— Begin Provided material —

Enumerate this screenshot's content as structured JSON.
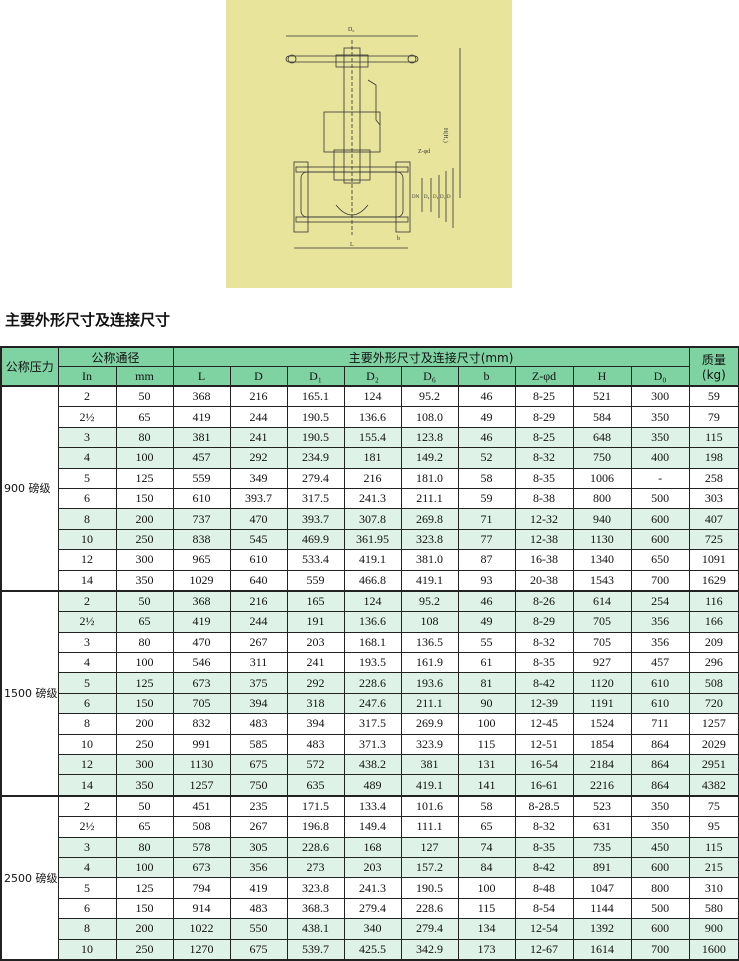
{
  "drawing": {
    "labels": {
      "handwheel_dia": "D₀",
      "height": "H(H₁)",
      "bolts": "Z-φd",
      "nominal": "DN",
      "face": "D₆",
      "raised": "D₂",
      "pcd": "D₁",
      "flange": "D",
      "length": "L",
      "thickness": "b"
    },
    "background": "#e8e49c"
  },
  "title": "主要外形尺寸及连接尺寸",
  "table": {
    "header": {
      "pressure": "公称压力",
      "nominal": "公称通径",
      "dims": "主要外形尺寸及连接尺寸(mm)",
      "mass": "质量",
      "mass_unit": "(kg)",
      "sub": [
        "In",
        "mm",
        "L",
        "D",
        "D₁",
        "D₂",
        "D₆",
        "b",
        "Z-φd",
        "H",
        "D₀"
      ]
    },
    "header_color": "#7fd3a3",
    "stripe_color": "#dff2e7",
    "groups": [
      {
        "pressure": "900 磅级",
        "rows": [
          [
            "2",
            "50",
            "368",
            "216",
            "165.1",
            "124",
            "95.2",
            "46",
            "8-25",
            "521",
            "300",
            "59"
          ],
          [
            "2½",
            "65",
            "419",
            "244",
            "190.5",
            "136.6",
            "108.0",
            "49",
            "8-29",
            "584",
            "350",
            "79"
          ],
          [
            "3",
            "80",
            "381",
            "241",
            "190.5",
            "155.4",
            "123.8",
            "46",
            "8-25",
            "648",
            "350",
            "115"
          ],
          [
            "4",
            "100",
            "457",
            "292",
            "234.9",
            "181",
            "149.2",
            "52",
            "8-32",
            "750",
            "400",
            "198"
          ],
          [
            "5",
            "125",
            "559",
            "349",
            "279.4",
            "216",
            "181.0",
            "58",
            "8-35",
            "1006",
            "-",
            "258"
          ],
          [
            "6",
            "150",
            "610",
            "393.7",
            "317.5",
            "241.3",
            "211.1",
            "59",
            "8-38",
            "800",
            "500",
            "303"
          ],
          [
            "8",
            "200",
            "737",
            "470",
            "393.7",
            "307.8",
            "269.8",
            "71",
            "12-32",
            "940",
            "600",
            "407"
          ],
          [
            "10",
            "250",
            "838",
            "545",
            "469.9",
            "361.95",
            "323.8",
            "77",
            "12-38",
            "1130",
            "600",
            "725"
          ],
          [
            "12",
            "300",
            "965",
            "610",
            "533.4",
            "419.1",
            "381.0",
            "87",
            "16-38",
            "1340",
            "650",
            "1091"
          ],
          [
            "14",
            "350",
            "1029",
            "640",
            "559",
            "466.8",
            "419.1",
            "93",
            "20-38",
            "1543",
            "700",
            "1629"
          ]
        ]
      },
      {
        "pressure": "1500 磅级",
        "rows": [
          [
            "2",
            "50",
            "368",
            "216",
            "165",
            "124",
            "95.2",
            "46",
            "8-26",
            "614",
            "254",
            "116"
          ],
          [
            "2½",
            "65",
            "419",
            "244",
            "191",
            "136.6",
            "108",
            "49",
            "8-29",
            "705",
            "356",
            "166"
          ],
          [
            "3",
            "80",
            "470",
            "267",
            "203",
            "168.1",
            "136.5",
            "55",
            "8-32",
            "705",
            "356",
            "209"
          ],
          [
            "4",
            "100",
            "546",
            "311",
            "241",
            "193.5",
            "161.9",
            "61",
            "8-35",
            "927",
            "457",
            "296"
          ],
          [
            "5",
            "125",
            "673",
            "375",
            "292",
            "228.6",
            "193.6",
            "81",
            "8-42",
            "1120",
            "610",
            "508"
          ],
          [
            "6",
            "150",
            "705",
            "394",
            "318",
            "247.6",
            "211.1",
            "90",
            "12-39",
            "1191",
            "610",
            "720"
          ],
          [
            "8",
            "200",
            "832",
            "483",
            "394",
            "317.5",
            "269.9",
            "100",
            "12-45",
            "1524",
            "711",
            "1257"
          ],
          [
            "10",
            "250",
            "991",
            "585",
            "483",
            "371.3",
            "323.9",
            "115",
            "12-51",
            "1854",
            "864",
            "2029"
          ],
          [
            "12",
            "300",
            "1130",
            "675",
            "572",
            "438.2",
            "381",
            "131",
            "16-54",
            "2184",
            "864",
            "2951"
          ],
          [
            "14",
            "350",
            "1257",
            "750",
            "635",
            "489",
            "419.1",
            "141",
            "16-61",
            "2216",
            "864",
            "4382"
          ]
        ]
      },
      {
        "pressure": "2500 磅级",
        "rows": [
          [
            "2",
            "50",
            "451",
            "235",
            "171.5",
            "133.4",
            "101.6",
            "58",
            "8-28.5",
            "523",
            "350",
            "75"
          ],
          [
            "2½",
            "65",
            "508",
            "267",
            "196.8",
            "149.4",
            "111.1",
            "65",
            "8-32",
            "631",
            "350",
            "95"
          ],
          [
            "3",
            "80",
            "578",
            "305",
            "228.6",
            "168",
            "127",
            "74",
            "8-35",
            "735",
            "450",
            "115"
          ],
          [
            "4",
            "100",
            "673",
            "356",
            "273",
            "203",
            "157.2",
            "84",
            "8-42",
            "891",
            "600",
            "215"
          ],
          [
            "5",
            "125",
            "794",
            "419",
            "323.8",
            "241.3",
            "190.5",
            "100",
            "8-48",
            "1047",
            "800",
            "310"
          ],
          [
            "6",
            "150",
            "914",
            "483",
            "368.3",
            "279.4",
            "228.6",
            "115",
            "8-54",
            "1144",
            "500",
            "580"
          ],
          [
            "8",
            "200",
            "1022",
            "550",
            "438.1",
            "340",
            "279.4",
            "134",
            "12-54",
            "1392",
            "600",
            "900"
          ],
          [
            "10",
            "250",
            "1270",
            "675",
            "539.7",
            "425.5",
            "342.9",
            "173",
            "12-67",
            "1614",
            "700",
            "1600"
          ]
        ]
      }
    ]
  }
}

— End Provided material —

== Given problem ==
Of the lines in the material, how many include "主要外形尺寸及连接尺寸"? Respond with the number alone.

== Reply to the exercise ==
2